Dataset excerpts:
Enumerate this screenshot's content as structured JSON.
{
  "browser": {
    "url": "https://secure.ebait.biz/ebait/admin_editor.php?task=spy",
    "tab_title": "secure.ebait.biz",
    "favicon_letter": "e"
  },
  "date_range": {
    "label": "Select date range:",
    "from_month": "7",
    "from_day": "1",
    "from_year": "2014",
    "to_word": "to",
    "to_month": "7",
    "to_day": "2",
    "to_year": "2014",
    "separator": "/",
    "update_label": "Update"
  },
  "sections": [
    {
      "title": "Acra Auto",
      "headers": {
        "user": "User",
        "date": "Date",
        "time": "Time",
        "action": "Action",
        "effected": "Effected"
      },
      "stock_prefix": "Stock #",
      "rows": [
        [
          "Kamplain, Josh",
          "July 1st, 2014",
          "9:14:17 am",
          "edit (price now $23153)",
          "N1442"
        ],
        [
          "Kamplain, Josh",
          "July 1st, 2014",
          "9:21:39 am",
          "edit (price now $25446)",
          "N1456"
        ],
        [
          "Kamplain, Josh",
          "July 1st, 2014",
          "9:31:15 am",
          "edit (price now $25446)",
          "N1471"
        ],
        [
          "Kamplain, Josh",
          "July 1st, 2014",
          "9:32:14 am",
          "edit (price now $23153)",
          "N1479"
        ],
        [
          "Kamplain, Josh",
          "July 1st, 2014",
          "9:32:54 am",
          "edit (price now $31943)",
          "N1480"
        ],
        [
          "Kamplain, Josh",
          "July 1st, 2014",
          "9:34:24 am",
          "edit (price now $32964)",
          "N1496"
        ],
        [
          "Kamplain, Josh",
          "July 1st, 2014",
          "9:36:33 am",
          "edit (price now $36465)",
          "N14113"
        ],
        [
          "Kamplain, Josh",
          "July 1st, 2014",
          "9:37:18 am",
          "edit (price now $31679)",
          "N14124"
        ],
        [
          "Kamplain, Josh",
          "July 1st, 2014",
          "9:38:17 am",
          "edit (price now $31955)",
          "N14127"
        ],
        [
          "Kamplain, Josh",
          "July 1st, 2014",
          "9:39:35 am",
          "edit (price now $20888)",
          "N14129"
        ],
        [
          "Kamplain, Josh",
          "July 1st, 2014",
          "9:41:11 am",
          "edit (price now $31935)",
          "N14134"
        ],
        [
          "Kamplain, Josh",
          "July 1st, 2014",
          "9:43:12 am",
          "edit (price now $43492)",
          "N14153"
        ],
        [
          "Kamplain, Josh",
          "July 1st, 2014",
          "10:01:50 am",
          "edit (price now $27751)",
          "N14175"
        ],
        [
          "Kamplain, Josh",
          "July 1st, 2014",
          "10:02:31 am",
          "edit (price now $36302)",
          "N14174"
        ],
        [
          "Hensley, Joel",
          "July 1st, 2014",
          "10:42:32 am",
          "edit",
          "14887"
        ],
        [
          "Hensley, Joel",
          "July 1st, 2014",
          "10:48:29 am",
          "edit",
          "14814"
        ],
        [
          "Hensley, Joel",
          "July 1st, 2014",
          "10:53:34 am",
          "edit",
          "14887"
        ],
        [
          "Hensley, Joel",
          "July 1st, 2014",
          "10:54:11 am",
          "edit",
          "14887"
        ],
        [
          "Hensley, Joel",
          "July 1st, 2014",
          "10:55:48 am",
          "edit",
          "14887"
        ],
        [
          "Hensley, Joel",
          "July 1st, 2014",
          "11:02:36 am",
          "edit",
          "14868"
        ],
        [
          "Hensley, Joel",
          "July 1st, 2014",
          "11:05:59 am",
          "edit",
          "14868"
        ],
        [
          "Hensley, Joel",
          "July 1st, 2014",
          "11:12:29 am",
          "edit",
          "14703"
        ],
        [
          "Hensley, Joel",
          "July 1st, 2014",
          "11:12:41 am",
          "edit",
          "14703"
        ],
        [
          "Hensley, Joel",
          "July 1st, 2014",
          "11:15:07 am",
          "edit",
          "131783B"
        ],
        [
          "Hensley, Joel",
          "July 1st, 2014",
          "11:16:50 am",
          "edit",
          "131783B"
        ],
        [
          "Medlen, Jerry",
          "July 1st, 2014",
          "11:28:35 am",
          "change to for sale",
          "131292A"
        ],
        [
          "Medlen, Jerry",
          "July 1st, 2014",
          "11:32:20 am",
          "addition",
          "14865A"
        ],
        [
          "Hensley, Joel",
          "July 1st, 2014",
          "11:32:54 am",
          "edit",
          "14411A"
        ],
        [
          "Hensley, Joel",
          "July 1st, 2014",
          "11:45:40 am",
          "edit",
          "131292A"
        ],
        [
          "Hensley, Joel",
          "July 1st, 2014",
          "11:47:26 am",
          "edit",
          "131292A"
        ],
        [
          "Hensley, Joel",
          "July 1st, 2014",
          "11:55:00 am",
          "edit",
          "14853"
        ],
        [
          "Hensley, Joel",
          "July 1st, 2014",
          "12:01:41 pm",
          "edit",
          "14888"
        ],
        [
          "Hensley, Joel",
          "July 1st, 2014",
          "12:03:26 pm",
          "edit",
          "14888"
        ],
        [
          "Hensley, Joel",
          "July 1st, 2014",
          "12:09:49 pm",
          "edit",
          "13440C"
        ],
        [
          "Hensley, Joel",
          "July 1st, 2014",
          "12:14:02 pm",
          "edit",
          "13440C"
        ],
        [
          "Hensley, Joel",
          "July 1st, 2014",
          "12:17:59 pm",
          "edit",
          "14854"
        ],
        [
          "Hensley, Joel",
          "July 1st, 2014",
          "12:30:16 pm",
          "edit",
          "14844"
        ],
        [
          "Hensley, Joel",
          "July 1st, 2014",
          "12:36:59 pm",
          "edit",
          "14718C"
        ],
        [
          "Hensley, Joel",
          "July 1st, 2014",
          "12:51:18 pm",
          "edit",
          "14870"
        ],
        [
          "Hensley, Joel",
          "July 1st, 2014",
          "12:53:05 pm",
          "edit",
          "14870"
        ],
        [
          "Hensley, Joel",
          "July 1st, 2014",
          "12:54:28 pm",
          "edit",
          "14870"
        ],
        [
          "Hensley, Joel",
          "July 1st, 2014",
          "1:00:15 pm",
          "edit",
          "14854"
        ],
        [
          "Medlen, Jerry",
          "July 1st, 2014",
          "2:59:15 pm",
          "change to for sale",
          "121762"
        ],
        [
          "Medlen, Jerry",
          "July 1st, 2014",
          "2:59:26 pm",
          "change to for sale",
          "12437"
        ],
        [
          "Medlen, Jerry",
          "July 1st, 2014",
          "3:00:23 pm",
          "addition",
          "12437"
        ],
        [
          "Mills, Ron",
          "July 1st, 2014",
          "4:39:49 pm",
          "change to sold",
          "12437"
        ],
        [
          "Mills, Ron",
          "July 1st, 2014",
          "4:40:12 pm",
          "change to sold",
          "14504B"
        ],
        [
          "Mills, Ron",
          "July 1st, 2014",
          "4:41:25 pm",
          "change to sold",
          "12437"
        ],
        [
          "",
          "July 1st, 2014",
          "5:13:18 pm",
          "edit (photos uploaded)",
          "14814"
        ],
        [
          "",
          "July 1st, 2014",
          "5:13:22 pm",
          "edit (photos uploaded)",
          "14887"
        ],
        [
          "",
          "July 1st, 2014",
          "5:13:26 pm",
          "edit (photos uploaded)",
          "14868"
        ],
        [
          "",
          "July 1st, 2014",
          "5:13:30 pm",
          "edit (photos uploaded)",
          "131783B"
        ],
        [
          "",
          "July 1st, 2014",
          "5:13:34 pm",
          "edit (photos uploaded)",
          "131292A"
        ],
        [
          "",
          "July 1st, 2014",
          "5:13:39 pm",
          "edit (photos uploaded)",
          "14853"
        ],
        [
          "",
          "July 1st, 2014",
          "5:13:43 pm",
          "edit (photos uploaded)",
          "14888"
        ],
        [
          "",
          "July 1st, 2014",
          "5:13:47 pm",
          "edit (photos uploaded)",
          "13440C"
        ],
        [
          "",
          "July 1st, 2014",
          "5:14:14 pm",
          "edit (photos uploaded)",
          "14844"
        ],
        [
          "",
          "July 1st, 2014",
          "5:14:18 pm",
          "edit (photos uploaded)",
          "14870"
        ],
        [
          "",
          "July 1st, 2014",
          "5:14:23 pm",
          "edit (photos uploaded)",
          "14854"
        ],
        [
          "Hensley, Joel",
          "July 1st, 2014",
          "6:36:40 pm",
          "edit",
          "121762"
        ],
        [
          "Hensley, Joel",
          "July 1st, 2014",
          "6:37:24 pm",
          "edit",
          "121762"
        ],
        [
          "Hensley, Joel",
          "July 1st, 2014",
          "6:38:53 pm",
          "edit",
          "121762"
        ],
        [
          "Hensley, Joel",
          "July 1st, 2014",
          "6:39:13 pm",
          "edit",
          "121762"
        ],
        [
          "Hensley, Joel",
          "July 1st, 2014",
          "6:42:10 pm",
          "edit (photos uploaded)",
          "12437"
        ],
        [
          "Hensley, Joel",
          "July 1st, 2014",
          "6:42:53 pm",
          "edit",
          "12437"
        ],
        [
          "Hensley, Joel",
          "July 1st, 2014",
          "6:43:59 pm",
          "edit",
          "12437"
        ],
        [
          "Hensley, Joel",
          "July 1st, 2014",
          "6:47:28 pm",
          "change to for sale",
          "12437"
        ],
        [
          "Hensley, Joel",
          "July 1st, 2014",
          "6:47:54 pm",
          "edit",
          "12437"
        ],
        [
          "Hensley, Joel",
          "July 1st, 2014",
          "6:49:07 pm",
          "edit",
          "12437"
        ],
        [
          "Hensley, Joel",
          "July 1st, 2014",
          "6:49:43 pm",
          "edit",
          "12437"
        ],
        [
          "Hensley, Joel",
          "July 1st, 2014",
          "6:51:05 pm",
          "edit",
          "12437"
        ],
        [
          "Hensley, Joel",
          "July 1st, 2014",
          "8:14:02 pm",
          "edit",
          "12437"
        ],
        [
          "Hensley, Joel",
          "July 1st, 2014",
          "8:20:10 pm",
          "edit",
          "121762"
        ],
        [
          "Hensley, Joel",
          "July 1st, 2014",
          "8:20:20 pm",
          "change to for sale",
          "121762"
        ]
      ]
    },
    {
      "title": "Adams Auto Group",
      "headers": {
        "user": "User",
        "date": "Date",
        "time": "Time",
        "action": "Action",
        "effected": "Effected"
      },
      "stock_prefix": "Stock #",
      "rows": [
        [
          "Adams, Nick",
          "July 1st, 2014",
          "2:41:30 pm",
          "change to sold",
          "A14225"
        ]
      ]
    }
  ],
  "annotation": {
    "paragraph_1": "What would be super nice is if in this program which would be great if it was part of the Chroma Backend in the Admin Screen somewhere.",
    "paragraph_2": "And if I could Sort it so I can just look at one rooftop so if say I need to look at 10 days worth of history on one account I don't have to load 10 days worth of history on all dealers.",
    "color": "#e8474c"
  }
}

WHAT THIS TASK INVOLVES: Return every line of the preceding records in which the word "Auto" appears.

RESULT OF THIS TASK:
      "title": "Acra Auto",
      "title": "Adams Auto Group",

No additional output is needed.